(Element box annotations)
################

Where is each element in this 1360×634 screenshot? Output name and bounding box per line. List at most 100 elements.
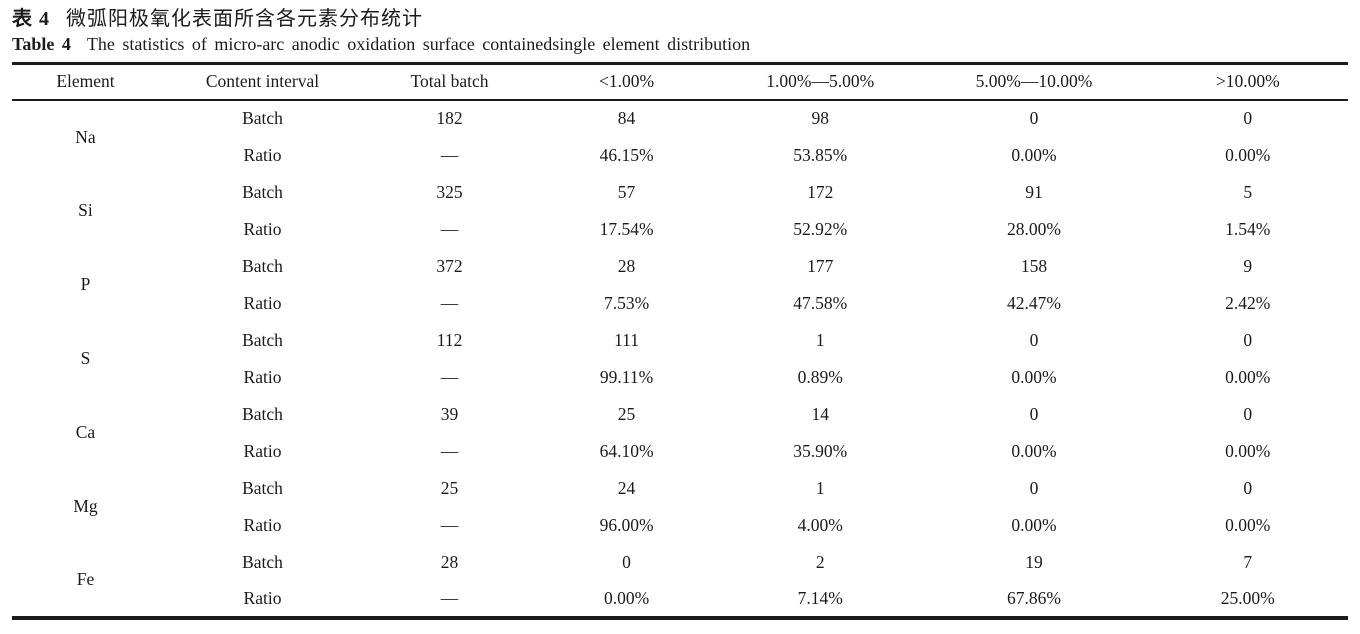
ratio-value: 0.00%: [1011, 144, 1057, 165]
batch-value: 158: [1020, 255, 1048, 276]
ratio-value: 96.00%: [599, 514, 654, 535]
ratio-value: 0.00%: [1225, 366, 1271, 387]
table-row-ratio: Ratio — 64.10% 35.90% 0.00% 0.00%: [12, 433, 1348, 470]
batch-value: 91: [1025, 181, 1043, 202]
ratio-value: —: [440, 514, 459, 535]
element-distribution-table: Element Content interval Total batch <1.…: [12, 62, 1348, 620]
ratio-value: 0.00%: [1011, 514, 1057, 535]
batch-value: 84: [617, 108, 636, 128]
batch-value: 1: [815, 477, 825, 498]
table-caption-en-label: Table 4: [12, 34, 71, 54]
batch-value: 14: [811, 403, 830, 424]
ratio-value: 0.00%: [1011, 440, 1057, 461]
batch-value: 24: [617, 477, 636, 498]
col-header-element: Element: [56, 71, 115, 92]
ratio-value: 0.00%: [603, 587, 650, 608]
ratio-value: 0.00%: [1225, 514, 1271, 535]
element-symbol: Si: [78, 200, 93, 220]
batch-value: 9: [1243, 255, 1253, 276]
row-label-batch: Batch: [242, 181, 283, 202]
ratio-value: —: [440, 218, 459, 239]
ratio-value: 35.90%: [793, 440, 848, 461]
row-label-batch: Batch: [242, 329, 283, 350]
ratio-value: —: [440, 144, 459, 165]
batch-value: 177: [807, 255, 834, 276]
table-row-ratio: Ratio — 0.00% 7.14% 67.86% 25.00%: [12, 581, 1348, 618]
batch-value: 0: [1029, 477, 1039, 498]
table-caption-zh-label: 表 4: [12, 8, 50, 30]
batch-value: 0: [622, 551, 631, 572]
element-symbol: Ca: [75, 422, 96, 442]
row-label-batch: Batch: [242, 551, 283, 572]
table-caption-zh: 表 4 微弧阳极氧化表面所含各元素分布统计: [12, 6, 1348, 32]
batch-value: 172: [807, 181, 834, 202]
element-symbol: Na: [75, 126, 96, 147]
batch-value: 19: [1025, 551, 1043, 572]
batch-value: 112: [436, 329, 463, 350]
ratio-value: 0.00%: [1011, 366, 1057, 387]
ratio-value: 0.00%: [1225, 440, 1271, 461]
element-symbol: Fe: [76, 569, 95, 589]
batch-value: 39: [440, 403, 459, 424]
col-header-total-batch: Total batch: [410, 71, 489, 92]
element-symbol: S: [80, 348, 91, 368]
row-label-ratio: Ratio: [243, 440, 282, 461]
row-label-ratio: Ratio: [243, 366, 282, 387]
ratio-value: 67.86%: [1007, 587, 1061, 608]
table-caption-en-text: The statistics of micro-arc anodic oxida…: [86, 34, 751, 54]
batch-value: 325: [436, 181, 463, 202]
row-label-ratio: Ratio: [243, 514, 282, 535]
batch-value: 0: [1029, 403, 1039, 424]
ratio-value: 0.89%: [797, 366, 843, 387]
table-row-batch: Fe Batch 28 0 2 19 7: [12, 544, 1348, 590]
row-label-ratio: Ratio: [243, 587, 282, 608]
table-row-batch: P Batch 372 28 177 158 9: [12, 248, 1348, 295]
row-label-batch: Batch: [242, 477, 283, 498]
table-row-ratio: Ratio — 99.11% 0.89% 0.00% 0.00%: [12, 359, 1348, 396]
ratio-value: 2.42%: [1225, 292, 1271, 313]
table-row-batch: Ca Batch 39 25 14 0 0: [12, 396, 1348, 443]
ratio-value: 7.53%: [603, 292, 650, 313]
batch-value: 111: [614, 329, 640, 350]
table-row-batch: Mg Batch 25 24 1 0 0: [12, 470, 1348, 517]
batch-value: 2: [815, 551, 825, 572]
element-symbol: P: [80, 274, 91, 294]
batch-value: 28: [440, 551, 459, 572]
table-row-ratio: Ratio — 46.15% 53.85% 0.00% 0.00%: [12, 137, 1348, 174]
ratio-value: 99.11%: [599, 366, 654, 387]
header-row: Element Content interval Total batch <1.…: [12, 64, 1348, 100]
table-row-batch: Na Batch 182 84 98 0 0: [12, 100, 1348, 147]
batch-value: 0: [1243, 477, 1253, 498]
table-row-batch: S Batch 112 111 1 0 0: [12, 322, 1348, 369]
ratio-value: —: [440, 366, 459, 387]
ratio-value: —: [440, 440, 459, 461]
batch-value: 0: [1243, 108, 1253, 128]
batch-value: 7: [1243, 551, 1253, 572]
batch-value: 0: [1243, 403, 1253, 424]
ratio-value: 1.54%: [1225, 218, 1271, 239]
ratio-value: 53.85%: [793, 144, 848, 165]
ratio-value: 0.00%: [1225, 144, 1271, 165]
ratio-value: —: [440, 587, 459, 608]
table-row-ratio: Ratio — 96.00% 4.00% 0.00% 0.00%: [12, 507, 1348, 544]
ratio-value: 46.15%: [599, 144, 654, 165]
batch-value: 25: [617, 403, 636, 424]
ratio-value: 28.00%: [1007, 218, 1061, 239]
col-header-gt-10pct: >10.00%: [1215, 71, 1280, 92]
batch-value: 25: [440, 477, 459, 498]
ratio-value: 64.10%: [599, 440, 654, 461]
batch-value: 57: [617, 181, 636, 202]
ratio-value: 25.00%: [1220, 587, 1275, 608]
ratio-value: 42.47%: [1007, 292, 1061, 313]
table-row-ratio: Ratio — 7.53% 47.58% 42.47% 2.42%: [12, 285, 1348, 322]
col-header-lt-1pct: <1.00%: [599, 71, 655, 92]
batch-value: 0: [1243, 329, 1253, 350]
col-header-content-interval: Content interval: [205, 71, 320, 92]
row-label-ratio: Ratio: [243, 218, 282, 239]
ratio-value: 47.58%: [793, 292, 848, 313]
table-caption-zh-text: 微弧阳极氧化表面所含各元素分布统计: [66, 8, 423, 30]
batch-value: 182: [436, 108, 463, 128]
batch-value: 5: [1243, 181, 1253, 202]
ratio-value: 52.92%: [793, 218, 848, 239]
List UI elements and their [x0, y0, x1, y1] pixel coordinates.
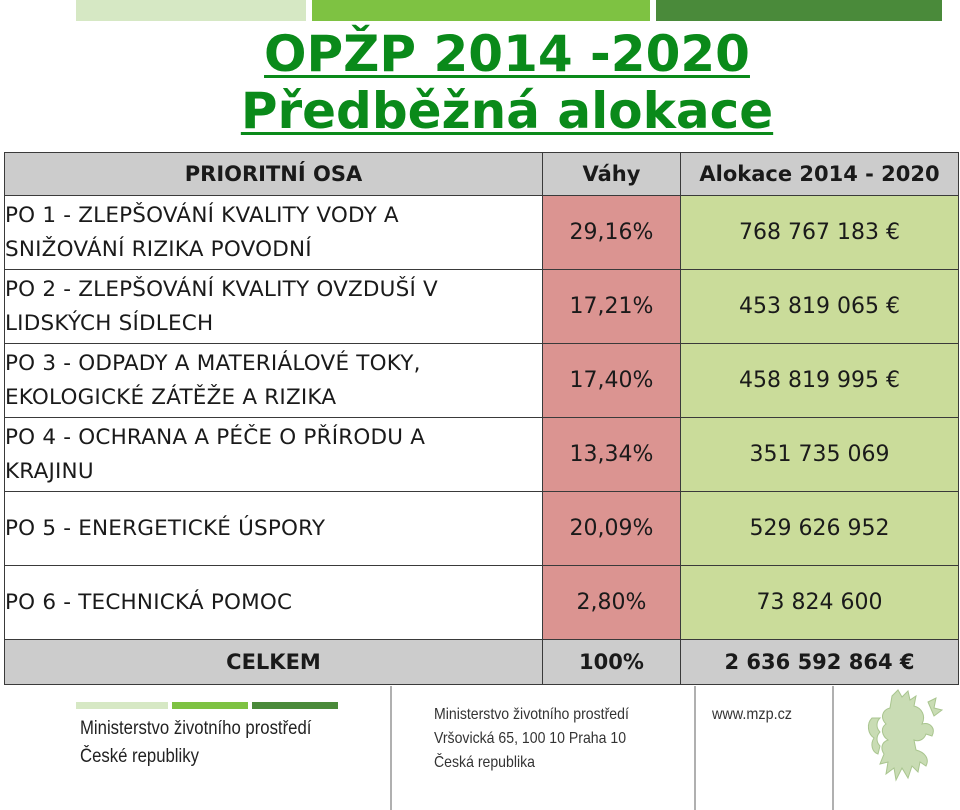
- footer-accent-bar-light: [76, 702, 168, 709]
- top-accent-bar-dark: [656, 0, 942, 21]
- allocation-table: PRIORITNÍ OSA Váhy Alokace 2014 - 2020 P…: [4, 152, 959, 685]
- allocation-cell: 73 824 600: [680, 565, 959, 640]
- table-header-row: PRIORITNÍ OSA Váhy Alokace 2014 - 2020: [4, 152, 959, 196]
- address-line-country: Česká republika: [434, 754, 535, 771]
- top-accent-bar-light: [76, 0, 306, 21]
- priority-axis-cell: PO 6 - TECHNICKÁ POMOC: [4, 565, 543, 640]
- header-allocation: Alokace 2014 - 2020: [680, 152, 959, 196]
- weight-cell: 29,16%: [542, 195, 681, 270]
- allocation-cell: 351 735 069: [680, 417, 959, 492]
- footer-divider: [390, 686, 392, 810]
- priority-axis-cell: PO 4 - OCHRANA A PÉČE O PŘÍRODU A KRAJINU: [4, 417, 543, 492]
- allocation-cell: 458 819 995 €: [680, 343, 959, 418]
- table-row: PO 5 - ENERGETICKÉ ÚSPORY 20,09% 529 626…: [4, 491, 959, 566]
- priority-axis-cell: PO 2 - ZLEPŠOVÁNÍ KVALITY OVZDUŠÍ V LIDSK…: [4, 269, 543, 344]
- ministry-name: Ministerstvo životního prostředí: [80, 718, 312, 739]
- weight-cell: 20,09%: [542, 491, 681, 566]
- weight-cell: 17,40%: [542, 343, 681, 418]
- address-line-street: Vršovická 65, 100 10 Praha 10: [434, 730, 627, 747]
- page-title: OPŽP 2014 -2020: [264, 25, 750, 83]
- priority-axis-cell: PO 1 - ZLEPŠOVÁNÍ KVALITY VODY A SNIŽOVÁN…: [4, 195, 543, 270]
- website-link[interactable]: www.mzp.cz: [712, 706, 793, 723]
- priority-axis-cell: PO 3 - ODPADY A MATERIÁLOVÉ TOKY, EKOLOGI…: [4, 343, 543, 418]
- footer-accent-bar-dark: [252, 702, 338, 709]
- weight-cell: 13,34%: [542, 417, 681, 492]
- table-total-row: CELKEM 100% 2 636 592 864 €: [4, 639, 959, 685]
- weight-cell: 2,80%: [542, 565, 681, 640]
- total-weight: 100%: [542, 639, 681, 685]
- table-row: PO 4 - OCHRANA A PÉČE O PŘÍRODU A KRAJINU…: [4, 417, 959, 492]
- footer-divider: [832, 686, 834, 810]
- table-row: PO 2 - ZLEPŠOVÁNÍ KVALITY OVZDUŠÍ V LIDSK…: [4, 269, 959, 344]
- priority-axis-cell: PO 5 - ENERGETICKÉ ÚSPORY: [4, 491, 543, 566]
- table-row: PO 1 - ZLEPŠOVÁNÍ KVALITY VODY A SNIŽOVÁN…: [4, 195, 959, 270]
- allocation-cell: 453 819 065 €: [680, 269, 959, 344]
- footer-divider: [694, 686, 696, 810]
- total-label: CELKEM: [4, 639, 543, 685]
- top-accent-bar-medium: [312, 0, 650, 21]
- czech-lion-emblem-icon: [867, 689, 944, 782]
- allocation-cell: 768 767 183 €: [680, 195, 959, 270]
- address-line-name: Ministerstvo životního prostředí: [434, 706, 629, 723]
- page-subtitle: Předběžná alokace: [240, 82, 774, 140]
- header-priority-axis: PRIORITNÍ OSA: [4, 152, 543, 196]
- footer-accent-bar-medium: [172, 702, 248, 709]
- ministry-country: České republiky: [80, 746, 199, 767]
- allocation-cell: 529 626 952: [680, 491, 959, 566]
- table-row: PO 3 - ODPADY A MATERIÁLOVÉ TOKY, EKOLOGI…: [4, 343, 959, 418]
- header-weights: Váhy: [542, 152, 681, 196]
- total-allocation: 2 636 592 864 €: [680, 639, 959, 685]
- weight-cell: 17,21%: [542, 269, 681, 344]
- table-row: PO 6 - TECHNICKÁ POMOC 2,80% 73 824 600: [4, 565, 959, 640]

################

## Goal of the exercise
Starting at the line containing "- footer-accent-bar-light: [76, 702, 168, 709]" and ending at the line containing "- allocation-cell: 351", write those lines out again with "allocation-cell" changed to "amount-cell" and everything else left as it is.

## Complete response
- footer-accent-bar-light: [76, 702, 168, 709]
- top-accent-bar-dark: [656, 0, 942, 21]
- allocation-table: PRIORITNÍ OSA Váhy Alokace 2014 - 2020 P…: [4, 152, 959, 685]
- amount-cell: 73 824 600: [680, 565, 959, 640]
- table-header-row: PRIORITNÍ OSA Váhy Alokace 2014 - 2020: [4, 152, 959, 196]
- address-line-country: Česká republika: [434, 754, 535, 771]
- top-accent-bar-light: [76, 0, 306, 21]
- priority-axis-cell: PO 6 - TECHNICKÁ POMOC: [4, 565, 543, 640]
- header-allocation: Alokace 2014 - 2020: [680, 152, 959, 196]
- weight-cell: 29,16%: [542, 195, 681, 270]
- amount-cell: 351 735 069: [680, 417, 959, 492]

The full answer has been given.